- What to do
Copy the records below word for word, leaving out the pictures.
***** Data shown
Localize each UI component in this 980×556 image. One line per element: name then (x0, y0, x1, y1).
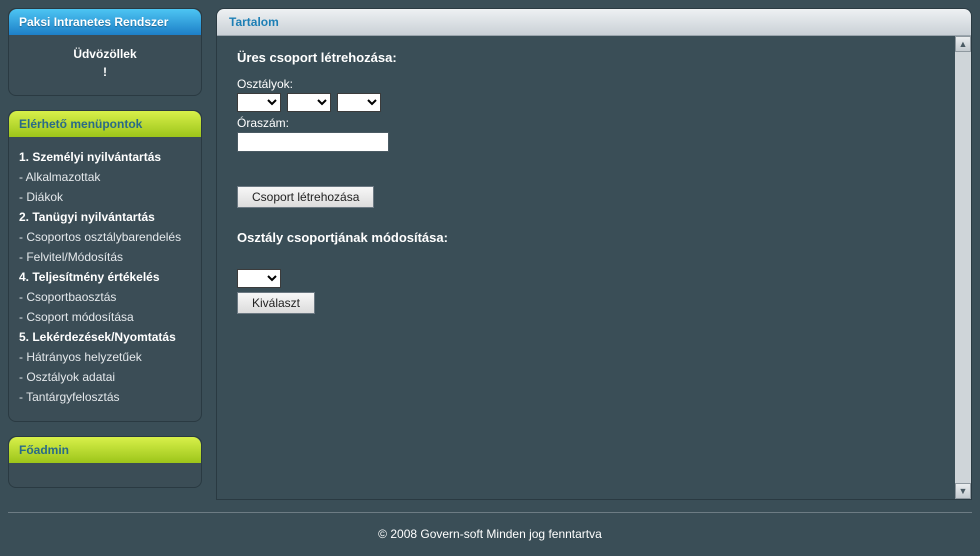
welcome-punct: ! (19, 63, 191, 81)
modify-class-select[interactable] (237, 269, 281, 288)
class-select-1[interactable] (237, 93, 281, 112)
menu-heading: 5. Lekérdezések/Nyomtatás (19, 327, 191, 347)
content-header: Tartalom (217, 9, 971, 36)
admin-header[interactable]: Főadmin (9, 437, 201, 463)
menu-heading: 2. Tanügyi nyilvántartás (19, 207, 191, 227)
menu-item[interactable]: Tantárgyfelosztás (19, 387, 191, 407)
menu-item[interactable]: Hátrányos helyzetűek (19, 347, 191, 367)
menu-heading: 4. Teljesítmény értékelés (19, 267, 191, 287)
create-group-button[interactable]: Csoport létrehozása (237, 186, 374, 208)
create-group-title: Üres csoport létrehozása: (237, 50, 951, 65)
system-title: Paksi Intranetes Rendszer (9, 9, 201, 35)
create-group-section: Üres csoport létrehozása: Osztályok: Óra… (237, 50, 951, 208)
menu-heading: 1. Személyi nyilvántartás (19, 147, 191, 167)
hours-input[interactable] (237, 132, 389, 152)
sidebar: Paksi Intranetes Rendszer Üdvözöllek ! E… (8, 8, 202, 502)
menu-list: 1. Személyi nyilvántartásAlkalmazottakDi… (19, 147, 191, 407)
menu-item[interactable]: Alkalmazottak (19, 167, 191, 187)
scrollbar[interactable]: ▲ ▼ (955, 36, 971, 499)
content-body: Üres csoport létrehozása: Osztályok: Óra… (217, 36, 971, 499)
select-button[interactable]: Kiválaszt (237, 292, 315, 314)
menu-item[interactable]: Csoport módosítása (19, 307, 191, 327)
system-title-panel: Paksi Intranetes Rendszer Üdvözöllek ! (8, 8, 202, 96)
content-panel: Tartalom Üres csoport létrehozása: Osztá… (216, 8, 972, 500)
admin-panel: Főadmin (8, 436, 202, 488)
hours-label: Óraszám: (237, 116, 951, 130)
class-select-3[interactable] (337, 93, 381, 112)
welcome-text: Üdvözöllek (19, 45, 191, 63)
scroll-up-icon[interactable]: ▲ (955, 36, 971, 52)
welcome-box: Üdvözöllek ! (9, 35, 201, 95)
menu-item[interactable]: Diákok (19, 187, 191, 207)
modify-group-section: Osztály csoportjának módosítása: Kiválas… (237, 230, 951, 314)
classes-label: Osztályok: (237, 77, 951, 91)
footer-copyright: © 2008 Govern-soft Minden jog fenntartva (8, 513, 972, 555)
menu-item[interactable]: Osztályok adatai (19, 367, 191, 387)
menu-item[interactable]: Felvitel/Módosítás (19, 247, 191, 267)
admin-body (9, 463, 201, 487)
menu-item[interactable]: Csoportbaosztás (19, 287, 191, 307)
modify-group-title: Osztály csoportjának módosítása: (237, 230, 951, 245)
class-select-2[interactable] (287, 93, 331, 112)
menu-panel: Elérhető menüpontok 1. Személyi nyilvánt… (8, 110, 202, 422)
scroll-down-icon[interactable]: ▼ (955, 483, 971, 499)
menu-header: Elérhető menüpontok (9, 111, 201, 137)
menu-item[interactable]: Csoportos osztálybarendelés (19, 227, 191, 247)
**********
- Answer below
Localize each UI component in this 980×556 image. One line per element: name then (x0, y0, x1, y1).
welcome-punct: ! (19, 63, 191, 81)
modify-class-select[interactable] (237, 269, 281, 288)
class-select-1[interactable] (237, 93, 281, 112)
menu-heading: 5. Lekérdezések/Nyomtatás (19, 327, 191, 347)
content-header: Tartalom (217, 9, 971, 36)
admin-header[interactable]: Főadmin (9, 437, 201, 463)
menu-heading: 2. Tanügyi nyilvántartás (19, 207, 191, 227)
menu-item[interactable]: Tantárgyfelosztás (19, 387, 191, 407)
menu-item[interactable]: Hátrányos helyzetűek (19, 347, 191, 367)
menu-heading: 4. Teljesítmény értékelés (19, 267, 191, 287)
create-group-button[interactable]: Csoport létrehozása (237, 186, 374, 208)
create-group-title: Üres csoport létrehozása: (237, 50, 951, 65)
system-title: Paksi Intranetes Rendszer (9, 9, 201, 35)
create-group-section: Üres csoport létrehozása: Osztályok: Óra… (237, 50, 951, 208)
menu-heading: 1. Személyi nyilvántartás (19, 147, 191, 167)
hours-input[interactable] (237, 132, 389, 152)
sidebar: Paksi Intranetes Rendszer Üdvözöllek ! E… (8, 8, 202, 502)
menu-list: 1. Személyi nyilvántartásAlkalmazottakDi… (19, 147, 191, 407)
menu-item[interactable]: Alkalmazottak (19, 167, 191, 187)
scrollbar[interactable]: ▲ ▼ (955, 36, 971, 499)
content-body: Üres csoport létrehozása: Osztályok: Óra… (217, 36, 971, 499)
select-button[interactable]: Kiválaszt (237, 292, 315, 314)
menu-item[interactable]: Csoport módosítása (19, 307, 191, 327)
system-title-panel: Paksi Intranetes Rendszer Üdvözöllek ! (8, 8, 202, 96)
content-panel: Tartalom Üres csoport létrehozása: Osztá… (216, 8, 972, 500)
admin-panel: Főadmin (8, 436, 202, 488)
hours-label: Óraszám: (237, 116, 951, 130)
class-select-3[interactable] (337, 93, 381, 112)
welcome-text: Üdvözöllek (19, 45, 191, 63)
scroll-up-icon[interactable]: ▲ (955, 36, 971, 52)
welcome-box: Üdvözöllek ! (9, 35, 201, 95)
menu-item[interactable]: Diákok (19, 187, 191, 207)
modify-group-section: Osztály csoportjának módosítása: Kiválas… (237, 230, 951, 314)
classes-label: Osztályok: (237, 77, 951, 91)
footer-copyright: © 2008 Govern-soft Minden jog fenntartva (8, 513, 972, 555)
menu-item[interactable]: Osztályok adatai (19, 367, 191, 387)
menu-item[interactable]: Felvitel/Módosítás (19, 247, 191, 267)
admin-body (9, 463, 201, 487)
menu-item[interactable]: Csoportbaosztás (19, 287, 191, 307)
modify-group-title: Osztály csoportjának módosítása: (237, 230, 951, 245)
class-select-2[interactable] (287, 93, 331, 112)
menu-panel: Elérhető menüpontok 1. Személyi nyilvánt… (8, 110, 202, 422)
scroll-down-icon[interactable]: ▼ (955, 483, 971, 499)
menu-header: Elérhető menüpontok (9, 111, 201, 137)
menu-item[interactable]: Csoportos osztálybarendelés (19, 227, 191, 247)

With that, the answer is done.